• _Excerpted records_:
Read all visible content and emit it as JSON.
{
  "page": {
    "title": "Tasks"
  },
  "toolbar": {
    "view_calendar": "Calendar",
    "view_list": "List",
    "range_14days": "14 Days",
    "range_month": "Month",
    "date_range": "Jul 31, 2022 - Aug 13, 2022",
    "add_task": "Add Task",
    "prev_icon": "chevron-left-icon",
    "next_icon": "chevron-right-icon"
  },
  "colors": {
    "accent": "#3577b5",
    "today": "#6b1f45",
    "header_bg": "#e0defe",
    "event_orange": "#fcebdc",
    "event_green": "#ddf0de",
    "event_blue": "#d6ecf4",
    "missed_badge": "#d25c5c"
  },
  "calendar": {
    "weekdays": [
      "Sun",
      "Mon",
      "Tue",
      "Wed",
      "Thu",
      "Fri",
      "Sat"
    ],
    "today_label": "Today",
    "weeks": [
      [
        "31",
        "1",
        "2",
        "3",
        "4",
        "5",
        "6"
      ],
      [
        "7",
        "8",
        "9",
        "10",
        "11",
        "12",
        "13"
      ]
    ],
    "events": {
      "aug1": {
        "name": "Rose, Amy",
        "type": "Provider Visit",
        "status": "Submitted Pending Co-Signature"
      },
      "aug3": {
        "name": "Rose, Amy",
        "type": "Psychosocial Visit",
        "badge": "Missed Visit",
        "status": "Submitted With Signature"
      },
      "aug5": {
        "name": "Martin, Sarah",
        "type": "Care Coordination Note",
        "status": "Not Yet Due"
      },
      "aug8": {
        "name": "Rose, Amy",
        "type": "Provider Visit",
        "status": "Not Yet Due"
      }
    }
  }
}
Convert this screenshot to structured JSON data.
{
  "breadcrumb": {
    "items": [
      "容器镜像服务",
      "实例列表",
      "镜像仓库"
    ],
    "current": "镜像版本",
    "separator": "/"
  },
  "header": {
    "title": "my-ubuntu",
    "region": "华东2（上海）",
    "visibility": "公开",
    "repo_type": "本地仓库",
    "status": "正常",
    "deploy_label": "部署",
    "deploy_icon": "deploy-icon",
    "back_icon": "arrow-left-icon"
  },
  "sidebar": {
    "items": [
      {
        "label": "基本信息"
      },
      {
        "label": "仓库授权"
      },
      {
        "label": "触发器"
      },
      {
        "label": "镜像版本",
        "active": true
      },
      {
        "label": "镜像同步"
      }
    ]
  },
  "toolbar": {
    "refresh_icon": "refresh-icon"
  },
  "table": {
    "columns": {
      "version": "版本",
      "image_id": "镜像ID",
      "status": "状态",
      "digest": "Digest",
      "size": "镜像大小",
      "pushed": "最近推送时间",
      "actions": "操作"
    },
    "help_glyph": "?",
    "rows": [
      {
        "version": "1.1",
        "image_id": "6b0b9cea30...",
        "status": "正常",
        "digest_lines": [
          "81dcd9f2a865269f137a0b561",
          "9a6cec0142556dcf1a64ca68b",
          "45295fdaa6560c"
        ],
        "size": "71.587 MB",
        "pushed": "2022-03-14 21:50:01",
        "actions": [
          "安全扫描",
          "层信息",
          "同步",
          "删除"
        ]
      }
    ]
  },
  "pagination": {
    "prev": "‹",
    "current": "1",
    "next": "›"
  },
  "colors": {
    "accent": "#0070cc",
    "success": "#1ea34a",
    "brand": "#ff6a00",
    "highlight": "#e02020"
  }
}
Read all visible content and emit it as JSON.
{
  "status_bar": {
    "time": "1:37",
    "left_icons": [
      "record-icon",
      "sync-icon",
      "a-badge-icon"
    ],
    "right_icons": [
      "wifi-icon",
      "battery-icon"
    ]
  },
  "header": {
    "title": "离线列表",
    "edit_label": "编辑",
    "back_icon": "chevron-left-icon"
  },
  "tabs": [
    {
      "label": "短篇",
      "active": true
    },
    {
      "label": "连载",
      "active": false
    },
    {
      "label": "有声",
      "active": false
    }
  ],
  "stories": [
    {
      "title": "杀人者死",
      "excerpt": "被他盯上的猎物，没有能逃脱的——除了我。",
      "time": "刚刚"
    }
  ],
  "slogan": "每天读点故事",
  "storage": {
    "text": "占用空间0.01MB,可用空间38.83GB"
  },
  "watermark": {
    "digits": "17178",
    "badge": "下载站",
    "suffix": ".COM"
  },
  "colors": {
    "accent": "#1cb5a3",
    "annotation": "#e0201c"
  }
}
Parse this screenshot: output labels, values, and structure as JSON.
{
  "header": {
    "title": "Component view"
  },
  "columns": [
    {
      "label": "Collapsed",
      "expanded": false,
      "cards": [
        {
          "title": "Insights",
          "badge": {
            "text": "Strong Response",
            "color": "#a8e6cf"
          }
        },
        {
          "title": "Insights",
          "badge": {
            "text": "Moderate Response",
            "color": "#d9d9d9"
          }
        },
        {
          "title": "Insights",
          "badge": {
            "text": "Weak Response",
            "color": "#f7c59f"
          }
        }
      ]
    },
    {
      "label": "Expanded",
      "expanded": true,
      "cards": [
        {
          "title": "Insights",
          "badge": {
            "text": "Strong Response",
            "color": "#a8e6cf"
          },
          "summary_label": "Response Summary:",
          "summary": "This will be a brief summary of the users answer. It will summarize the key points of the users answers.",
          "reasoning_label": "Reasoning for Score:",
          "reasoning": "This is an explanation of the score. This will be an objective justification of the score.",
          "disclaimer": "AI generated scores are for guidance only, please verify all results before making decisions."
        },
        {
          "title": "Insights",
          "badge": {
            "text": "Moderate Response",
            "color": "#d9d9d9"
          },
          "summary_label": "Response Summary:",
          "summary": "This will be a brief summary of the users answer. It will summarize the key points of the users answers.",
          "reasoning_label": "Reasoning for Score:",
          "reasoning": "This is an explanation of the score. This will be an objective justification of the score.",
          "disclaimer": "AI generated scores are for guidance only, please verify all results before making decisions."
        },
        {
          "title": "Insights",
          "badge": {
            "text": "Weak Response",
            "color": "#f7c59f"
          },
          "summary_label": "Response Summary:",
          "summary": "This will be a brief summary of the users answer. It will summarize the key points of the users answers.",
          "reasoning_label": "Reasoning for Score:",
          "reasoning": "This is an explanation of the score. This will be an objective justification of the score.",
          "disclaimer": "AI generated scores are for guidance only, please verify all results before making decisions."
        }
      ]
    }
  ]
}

• _Required task_:
Repeat the listing above without any change.

• _Complete answer_:
Read all visible content and emit it as JSON.
{
  "page": {
    "title": "Tasks"
  },
  "toolbar": {
    "view_calendar": "Calendar",
    "view_list": "List",
    "range_14days": "14 Days",
    "range_month": "Month",
    "date_range": "Jul 31, 2022 - Aug 13, 2022",
    "add_task": "Add Task",
    "prev_icon": "chevron-left-icon",
    "next_icon": "chevron-right-icon"
  },
  "colors": {
    "accent": "#3577b5",
    "today": "#6b1f45",
    "header_bg": "#e0defe",
    "event_orange": "#fcebdc",
    "event_green": "#ddf0de",
    "event_blue": "#d6ecf4",
    "missed_badge": "#d25c5c"
  },
  "calendar": {
    "weekdays": [
      "Sun",
      "Mon",
      "Tue",
      "Wed",
      "Thu",
      "Fri",
      "Sat"
    ],
    "today_label": "Today",
    "weeks": [
      [
        "31",
        "1",
        "2",
        "3",
        "4",
        "5",
        "6"
      ],
      [
        "7",
        "8",
        "9",
        "10",
        "11",
        "12",
        "13"
      ]
    ],
    "events": {
      "aug1": {
        "name": "Rose, Amy",
        "type": "Provider Visit",
        "status": "Submitted Pending Co-Signature"
      },
      "aug3": {
        "name": "Rose, Amy",
        "type": "Psychosocial Visit",
        "badge": "Missed Visit",
        "status": "Submitted With Signature"
      },
      "aug5": {
        "name": "Martin, Sarah",
        "type": "Care Coordination Note",
        "status": "Not Yet Due"
      },
      "aug8": {
        "name": "Rose, Amy",
        "type": "Provider Visit",
        "status": "Not Yet Due"
      }
    }
  }
}
Convert this screenshot to structured JSON data.
{
  "breadcrumb": {
    "items": [
      "容器镜像服务",
      "实例列表",
      "镜像仓库"
    ],
    "current": "镜像版本",
    "separator": "/"
  },
  "header": {
    "title": "my-ubuntu",
    "region": "华东2（上海）",
    "visibility": "公开",
    "repo_type": "本地仓库",
    "status": "正常",
    "deploy_label": "部署",
    "deploy_icon": "deploy-icon",
    "back_icon": "arrow-left-icon"
  },
  "sidebar": {
    "items": [
      {
        "label": "基本信息"
      },
      {
        "label": "仓库授权"
      },
      {
        "label": "触发器"
      },
      {
        "label": "镜像版本",
        "active": true
      },
      {
        "label": "镜像同步"
      }
    ]
  },
  "toolbar": {
    "refresh_icon": "refresh-icon"
  },
  "table": {
    "columns": {
      "version": "版本",
      "image_id": "镜像ID",
      "status": "状态",
      "digest": "Digest",
      "size": "镜像大小",
      "pushed": "最近推送时间",
      "actions": "操作"
    },
    "help_glyph": "?",
    "rows": [
      {
        "version": "1.1",
        "image_id": "6b0b9cea30...",
        "status": "正常",
        "digest_lines": [
          "81dcd9f2a865269f137a0b561",
          "9a6cec0142556dcf1a64ca68b",
          "45295fdaa6560c"
        ],
        "size": "71.587 MB",
        "pushed": "2022-03-14 21:50:01",
        "actions": [
          "安全扫描",
          "层信息",
          "同步",
          "删除"
        ]
      }
    ]
  },
  "pagination": {
    "prev": "‹",
    "current": "1",
    "next": "›"
  },
  "colors": {
    "accent": "#0070cc",
    "success": "#1ea34a",
    "brand": "#ff6a00",
    "highlight": "#e02020"
  }
}
Read all visible content and emit it as JSON.
{
  "status_bar": {
    "time": "1:37",
    "left_icons": [
      "record-icon",
      "sync-icon",
      "a-badge-icon"
    ],
    "right_icons": [
      "wifi-icon",
      "battery-icon"
    ]
  },
  "header": {
    "title": "离线列表",
    "edit_label": "编辑",
    "back_icon": "chevron-left-icon"
  },
  "tabs": [
    {
      "label": "短篇",
      "active": true
    },
    {
      "label": "连载",
      "active": false
    },
    {
      "label": "有声",
      "active": false
    }
  ],
  "stories": [
    {
      "title": "杀人者死",
      "excerpt": "被他盯上的猎物，没有能逃脱的——除了我。",
      "time": "刚刚"
    }
  ],
  "slogan": "每天读点故事",
  "storage": {
    "text": "占用空间0.01MB,可用空间38.83GB"
  },
  "watermark": {
    "digits": "17178",
    "badge": "下载站",
    "suffix": ".COM"
  },
  "colors": {
    "accent": "#1cb5a3",
    "annotation": "#e0201c"
  }
}
Parse this screenshot: output labels, values, and structure as JSON.
{
  "header": {
    "title": "Component view"
  },
  "columns": [
    {
      "label": "Collapsed",
      "expanded": false,
      "cards": [
        {
          "title": "Insights",
          "badge": {
            "text": "Strong Response",
            "color": "#a8e6cf"
          }
        },
        {
          "title": "Insights",
          "badge": {
            "text": "Moderate Response",
            "color": "#d9d9d9"
          }
        },
        {
          "title": "Insights",
          "badge": {
            "text": "Weak Response",
            "color": "#f7c59f"
          }
        }
      ]
    },
    {
      "label": "Expanded",
      "expanded": true,
      "cards": [
        {
          "title": "Insights",
          "badge": {
            "text": "Strong Response",
            "color": "#a8e6cf"
          },
          "summary_label": "Response Summary:",
          "summary": "This will be a brief summary of the users answer. It will summarize the key points of the users answers.",
          "reasoning_label": "Reasoning for Score:",
          "reasoning": "This is an explanation of the score. This will be an objective justification of the score.",
          "disclaimer": "AI generated scores are for guidance only, please verify all results before making decisions."
        },
        {
          "title": "Insights",
          "badge": {
            "text": "Moderate Response",
            "color": "#d9d9d9"
          },
          "summary_label": "Response Summary:",
          "summary": "This will be a brief summary of the users answer. It will summarize the key points of the users answers.",
          "reasoning_label": "Reasoning for Score:",
          "reasoning": "This is an explanation of the score. This will be an objective justification of the score.",
          "disclaimer": "AI generated scores are for guidance only, please verify all results before making decisions."
        },
        {
          "title": "Insights",
          "badge": {
            "text": "Weak Response",
            "color": "#f7c59f"
          },
          "summary_label": "Response Summary:",
          "summary": "This will be a brief summary of the users answer. It will summarize the key points of the users answers.",
          "reasoning_label": "Reasoning for Score:",
          "reasoning": "This is an explanation of the score. This will be an objective justification of the score.",
          "disclaimer": "AI generated scores are for guidance only, please verify all results before making decisions."
        }
      ]
    }
  ]
}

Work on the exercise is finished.